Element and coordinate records
*****

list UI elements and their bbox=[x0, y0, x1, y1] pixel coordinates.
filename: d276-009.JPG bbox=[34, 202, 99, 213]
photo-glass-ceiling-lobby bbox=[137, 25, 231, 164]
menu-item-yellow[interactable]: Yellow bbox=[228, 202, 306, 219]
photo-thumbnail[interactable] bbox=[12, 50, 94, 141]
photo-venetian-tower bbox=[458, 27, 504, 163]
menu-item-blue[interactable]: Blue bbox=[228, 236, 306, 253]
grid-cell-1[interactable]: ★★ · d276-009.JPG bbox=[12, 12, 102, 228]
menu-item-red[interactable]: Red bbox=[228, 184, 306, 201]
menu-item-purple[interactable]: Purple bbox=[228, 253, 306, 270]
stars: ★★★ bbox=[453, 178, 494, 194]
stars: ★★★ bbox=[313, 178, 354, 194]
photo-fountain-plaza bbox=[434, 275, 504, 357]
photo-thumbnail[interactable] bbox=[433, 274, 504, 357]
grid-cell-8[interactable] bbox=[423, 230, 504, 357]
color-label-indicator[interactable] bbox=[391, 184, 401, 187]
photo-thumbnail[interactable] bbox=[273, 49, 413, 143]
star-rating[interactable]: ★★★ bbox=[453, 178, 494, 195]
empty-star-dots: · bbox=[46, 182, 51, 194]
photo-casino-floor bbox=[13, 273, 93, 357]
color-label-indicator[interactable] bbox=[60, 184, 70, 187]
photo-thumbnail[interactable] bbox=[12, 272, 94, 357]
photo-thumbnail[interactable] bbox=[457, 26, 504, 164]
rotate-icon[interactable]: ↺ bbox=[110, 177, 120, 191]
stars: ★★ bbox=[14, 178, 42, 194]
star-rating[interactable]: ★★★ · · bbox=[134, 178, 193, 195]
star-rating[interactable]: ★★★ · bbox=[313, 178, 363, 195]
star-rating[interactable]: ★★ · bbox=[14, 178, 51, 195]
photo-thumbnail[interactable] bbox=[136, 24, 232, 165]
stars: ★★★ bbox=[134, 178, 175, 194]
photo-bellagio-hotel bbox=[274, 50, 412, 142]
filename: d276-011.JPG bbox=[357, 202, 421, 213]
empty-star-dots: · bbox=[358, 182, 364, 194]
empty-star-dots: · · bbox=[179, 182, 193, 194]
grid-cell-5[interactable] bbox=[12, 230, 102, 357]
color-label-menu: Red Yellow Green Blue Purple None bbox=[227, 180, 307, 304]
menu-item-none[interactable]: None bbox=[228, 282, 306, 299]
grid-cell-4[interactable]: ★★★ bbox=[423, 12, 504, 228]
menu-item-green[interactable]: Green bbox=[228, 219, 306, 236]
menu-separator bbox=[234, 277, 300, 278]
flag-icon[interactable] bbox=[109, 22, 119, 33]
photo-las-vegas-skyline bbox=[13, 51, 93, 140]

*****

• _TASK_
Copy every entry above line for line, with no changes to any character.

• _THE OUTPUT_
list UI elements and their bbox=[x0, y0, x1, y1] pixel coordinates.
filename: d276-009.JPG bbox=[34, 202, 99, 213]
photo-glass-ceiling-lobby bbox=[137, 25, 231, 164]
menu-item-yellow[interactable]: Yellow bbox=[228, 202, 306, 219]
photo-thumbnail[interactable] bbox=[12, 50, 94, 141]
photo-venetian-tower bbox=[458, 27, 504, 163]
menu-item-blue[interactable]: Blue bbox=[228, 236, 306, 253]
grid-cell-1[interactable]: ★★ · d276-009.JPG bbox=[12, 12, 102, 228]
menu-item-red[interactable]: Red bbox=[228, 184, 306, 201]
menu-item-purple[interactable]: Purple bbox=[228, 253, 306, 270]
stars: ★★★ bbox=[453, 178, 494, 194]
stars: ★★★ bbox=[313, 178, 354, 194]
photo-fountain-plaza bbox=[434, 275, 504, 357]
photo-thumbnail[interactable] bbox=[433, 274, 504, 357]
grid-cell-8[interactable] bbox=[423, 230, 504, 357]
color-label-indicator[interactable] bbox=[391, 184, 401, 187]
photo-thumbnail[interactable] bbox=[273, 49, 413, 143]
star-rating[interactable]: ★★★ bbox=[453, 178, 494, 195]
empty-star-dots: · bbox=[46, 182, 51, 194]
photo-casino-floor bbox=[13, 273, 93, 357]
color-label-indicator[interactable] bbox=[60, 184, 70, 187]
photo-thumbnail[interactable] bbox=[12, 272, 94, 357]
photo-thumbnail[interactable] bbox=[457, 26, 504, 164]
rotate-icon[interactable]: ↺ bbox=[110, 177, 120, 191]
stars: ★★ bbox=[14, 178, 42, 194]
star-rating[interactable]: ★★★ · · bbox=[134, 178, 193, 195]
star-rating[interactable]: ★★★ · bbox=[313, 178, 363, 195]
star-rating[interactable]: ★★ · bbox=[14, 178, 51, 195]
photo-thumbnail[interactable] bbox=[136, 24, 232, 165]
stars: ★★★ bbox=[134, 178, 175, 194]
photo-bellagio-hotel bbox=[274, 50, 412, 142]
filename: d276-011.JPG bbox=[357, 202, 421, 213]
empty-star-dots: · bbox=[358, 182, 364, 194]
empty-star-dots: · · bbox=[179, 182, 193, 194]
grid-cell-5[interactable] bbox=[12, 230, 102, 357]
color-label-menu: Red Yellow Green Blue Purple None bbox=[227, 180, 307, 304]
menu-item-none[interactable]: None bbox=[228, 282, 306, 299]
grid-cell-4[interactable]: ★★★ bbox=[423, 12, 504, 228]
menu-item-green[interactable]: Green bbox=[228, 219, 306, 236]
menu-separator bbox=[234, 277, 300, 278]
flag-icon[interactable] bbox=[109, 22, 119, 33]
photo-las-vegas-skyline bbox=[13, 51, 93, 140]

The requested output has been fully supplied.